Written exercise:
Search the material below for the string "лица" and extract each line that has it.

Supplied material:
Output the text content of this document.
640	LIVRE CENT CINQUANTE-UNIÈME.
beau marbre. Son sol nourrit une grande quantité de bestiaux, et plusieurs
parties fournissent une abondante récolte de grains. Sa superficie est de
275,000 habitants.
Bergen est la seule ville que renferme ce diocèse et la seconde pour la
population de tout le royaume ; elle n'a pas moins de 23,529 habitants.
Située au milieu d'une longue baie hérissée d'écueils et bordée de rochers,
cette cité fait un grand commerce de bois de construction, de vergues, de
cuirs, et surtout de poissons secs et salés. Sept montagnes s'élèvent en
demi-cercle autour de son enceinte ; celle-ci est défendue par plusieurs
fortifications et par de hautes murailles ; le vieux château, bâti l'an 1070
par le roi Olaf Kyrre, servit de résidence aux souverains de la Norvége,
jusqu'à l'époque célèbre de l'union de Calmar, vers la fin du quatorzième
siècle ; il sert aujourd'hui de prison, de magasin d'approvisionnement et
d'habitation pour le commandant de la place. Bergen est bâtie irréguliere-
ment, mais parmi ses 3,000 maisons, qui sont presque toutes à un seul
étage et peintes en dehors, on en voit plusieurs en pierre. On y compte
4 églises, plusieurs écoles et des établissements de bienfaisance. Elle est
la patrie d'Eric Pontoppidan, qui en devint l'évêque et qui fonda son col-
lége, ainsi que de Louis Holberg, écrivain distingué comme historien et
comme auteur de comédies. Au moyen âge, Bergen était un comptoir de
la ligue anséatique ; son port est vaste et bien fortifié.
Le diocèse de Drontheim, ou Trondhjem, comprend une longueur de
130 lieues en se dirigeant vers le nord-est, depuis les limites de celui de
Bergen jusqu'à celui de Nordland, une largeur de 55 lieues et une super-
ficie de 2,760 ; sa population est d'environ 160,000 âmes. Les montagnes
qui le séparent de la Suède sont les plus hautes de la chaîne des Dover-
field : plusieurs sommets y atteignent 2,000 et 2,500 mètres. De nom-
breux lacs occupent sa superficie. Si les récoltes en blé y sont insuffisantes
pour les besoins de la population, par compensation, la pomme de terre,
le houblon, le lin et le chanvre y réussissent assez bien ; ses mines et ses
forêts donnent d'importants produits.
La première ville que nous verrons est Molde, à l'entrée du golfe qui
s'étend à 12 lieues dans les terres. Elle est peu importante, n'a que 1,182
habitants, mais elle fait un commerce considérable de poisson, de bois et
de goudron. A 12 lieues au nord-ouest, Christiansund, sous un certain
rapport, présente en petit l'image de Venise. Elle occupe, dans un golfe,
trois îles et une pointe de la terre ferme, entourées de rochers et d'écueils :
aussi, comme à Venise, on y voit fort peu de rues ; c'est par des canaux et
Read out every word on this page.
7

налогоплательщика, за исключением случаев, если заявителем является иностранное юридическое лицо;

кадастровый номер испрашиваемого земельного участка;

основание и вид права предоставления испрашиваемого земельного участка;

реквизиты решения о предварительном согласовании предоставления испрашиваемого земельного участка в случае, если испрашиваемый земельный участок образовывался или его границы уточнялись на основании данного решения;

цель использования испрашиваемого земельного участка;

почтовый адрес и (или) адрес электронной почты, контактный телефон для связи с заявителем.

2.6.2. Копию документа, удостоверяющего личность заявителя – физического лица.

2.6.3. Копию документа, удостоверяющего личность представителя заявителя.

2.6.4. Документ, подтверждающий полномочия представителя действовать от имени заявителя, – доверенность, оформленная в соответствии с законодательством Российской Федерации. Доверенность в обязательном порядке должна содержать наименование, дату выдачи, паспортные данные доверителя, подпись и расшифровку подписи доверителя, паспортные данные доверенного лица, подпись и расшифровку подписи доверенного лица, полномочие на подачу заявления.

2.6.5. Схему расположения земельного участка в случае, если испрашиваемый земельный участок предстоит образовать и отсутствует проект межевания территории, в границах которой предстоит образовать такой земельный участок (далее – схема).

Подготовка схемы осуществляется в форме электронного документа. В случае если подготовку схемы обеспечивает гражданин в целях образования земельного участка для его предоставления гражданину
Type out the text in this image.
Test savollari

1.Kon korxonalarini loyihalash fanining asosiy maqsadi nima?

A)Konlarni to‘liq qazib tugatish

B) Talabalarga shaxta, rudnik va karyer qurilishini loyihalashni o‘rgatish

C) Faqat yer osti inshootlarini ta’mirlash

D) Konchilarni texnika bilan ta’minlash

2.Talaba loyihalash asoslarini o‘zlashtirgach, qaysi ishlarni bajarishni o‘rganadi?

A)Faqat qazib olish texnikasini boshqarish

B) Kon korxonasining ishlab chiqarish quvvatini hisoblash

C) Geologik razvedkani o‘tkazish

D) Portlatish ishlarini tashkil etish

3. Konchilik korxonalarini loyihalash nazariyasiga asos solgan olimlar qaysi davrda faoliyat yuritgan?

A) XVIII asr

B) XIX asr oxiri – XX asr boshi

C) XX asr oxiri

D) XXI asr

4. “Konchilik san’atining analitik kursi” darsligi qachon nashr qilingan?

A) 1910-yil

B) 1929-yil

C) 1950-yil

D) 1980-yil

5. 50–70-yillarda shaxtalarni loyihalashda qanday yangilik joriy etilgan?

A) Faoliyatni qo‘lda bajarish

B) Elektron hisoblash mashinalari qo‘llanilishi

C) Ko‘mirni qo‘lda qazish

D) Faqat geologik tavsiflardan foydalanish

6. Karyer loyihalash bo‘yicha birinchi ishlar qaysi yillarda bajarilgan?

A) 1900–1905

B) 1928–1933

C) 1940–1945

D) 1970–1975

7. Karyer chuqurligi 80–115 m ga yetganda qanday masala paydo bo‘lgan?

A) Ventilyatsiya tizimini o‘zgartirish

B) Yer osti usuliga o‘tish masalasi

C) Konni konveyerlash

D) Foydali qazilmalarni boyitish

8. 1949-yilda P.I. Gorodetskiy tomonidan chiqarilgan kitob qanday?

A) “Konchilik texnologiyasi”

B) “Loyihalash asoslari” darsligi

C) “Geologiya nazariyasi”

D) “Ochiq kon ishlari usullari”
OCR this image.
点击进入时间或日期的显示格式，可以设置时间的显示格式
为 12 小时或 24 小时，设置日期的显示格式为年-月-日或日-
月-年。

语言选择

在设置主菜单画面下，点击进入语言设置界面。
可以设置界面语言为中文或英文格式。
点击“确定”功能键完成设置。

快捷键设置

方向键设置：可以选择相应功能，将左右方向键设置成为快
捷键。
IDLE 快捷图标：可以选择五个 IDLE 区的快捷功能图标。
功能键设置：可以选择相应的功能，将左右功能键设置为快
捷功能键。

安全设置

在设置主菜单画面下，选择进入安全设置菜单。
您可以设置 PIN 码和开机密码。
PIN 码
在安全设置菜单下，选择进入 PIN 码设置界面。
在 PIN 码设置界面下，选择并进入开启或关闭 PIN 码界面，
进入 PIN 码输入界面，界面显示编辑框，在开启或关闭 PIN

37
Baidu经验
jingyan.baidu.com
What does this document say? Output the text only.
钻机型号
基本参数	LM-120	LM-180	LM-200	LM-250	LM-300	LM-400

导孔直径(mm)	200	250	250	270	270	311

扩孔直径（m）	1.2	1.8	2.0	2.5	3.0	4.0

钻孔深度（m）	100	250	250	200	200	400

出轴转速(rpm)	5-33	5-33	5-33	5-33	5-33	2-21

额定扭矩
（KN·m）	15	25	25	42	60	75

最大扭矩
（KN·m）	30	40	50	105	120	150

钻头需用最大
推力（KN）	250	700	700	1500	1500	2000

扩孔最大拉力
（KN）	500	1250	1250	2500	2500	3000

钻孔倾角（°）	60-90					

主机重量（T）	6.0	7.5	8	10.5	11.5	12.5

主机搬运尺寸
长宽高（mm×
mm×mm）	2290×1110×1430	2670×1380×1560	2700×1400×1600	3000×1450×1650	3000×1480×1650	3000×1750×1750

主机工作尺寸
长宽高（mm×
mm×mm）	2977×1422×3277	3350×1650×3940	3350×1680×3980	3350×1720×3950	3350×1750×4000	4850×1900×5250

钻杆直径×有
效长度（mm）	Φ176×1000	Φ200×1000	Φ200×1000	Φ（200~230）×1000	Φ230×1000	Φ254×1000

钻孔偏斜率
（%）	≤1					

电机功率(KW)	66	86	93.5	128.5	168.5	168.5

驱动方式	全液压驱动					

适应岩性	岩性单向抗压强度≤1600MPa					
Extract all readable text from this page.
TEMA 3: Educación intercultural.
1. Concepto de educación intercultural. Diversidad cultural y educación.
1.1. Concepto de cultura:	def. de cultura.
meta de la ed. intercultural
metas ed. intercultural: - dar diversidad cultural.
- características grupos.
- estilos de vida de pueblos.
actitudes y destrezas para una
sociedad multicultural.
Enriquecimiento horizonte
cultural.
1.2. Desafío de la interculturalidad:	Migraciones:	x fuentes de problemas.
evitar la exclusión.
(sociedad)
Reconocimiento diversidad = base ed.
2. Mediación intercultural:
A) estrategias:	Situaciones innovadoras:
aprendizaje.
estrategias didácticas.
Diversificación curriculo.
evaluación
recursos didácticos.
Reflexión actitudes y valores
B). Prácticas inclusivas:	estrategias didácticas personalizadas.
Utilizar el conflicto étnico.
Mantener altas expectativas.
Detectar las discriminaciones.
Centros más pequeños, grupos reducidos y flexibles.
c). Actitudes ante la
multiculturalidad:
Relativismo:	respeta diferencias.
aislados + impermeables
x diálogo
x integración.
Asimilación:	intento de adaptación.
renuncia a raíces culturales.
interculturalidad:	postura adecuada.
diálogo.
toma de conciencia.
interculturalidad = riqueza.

Full response:
2.6.2. Копию документа, удостоверяющего личность заявителя – физического лица.
2.6.4. Документ, подтверждающий полномочия представителя действовать от имени заявителя, – доверенность, оформленная в соответствии с законодательством Российской Федерации. Доверенность в обязательном порядке должна содержать наименование, дату выдачи, паспортные данные доверителя, подпись и расшифровку подписи доверителя, паспортные данные доверенного лица, подпись и расшифровку подписи доверенного лица, полномочие на подачу заявления.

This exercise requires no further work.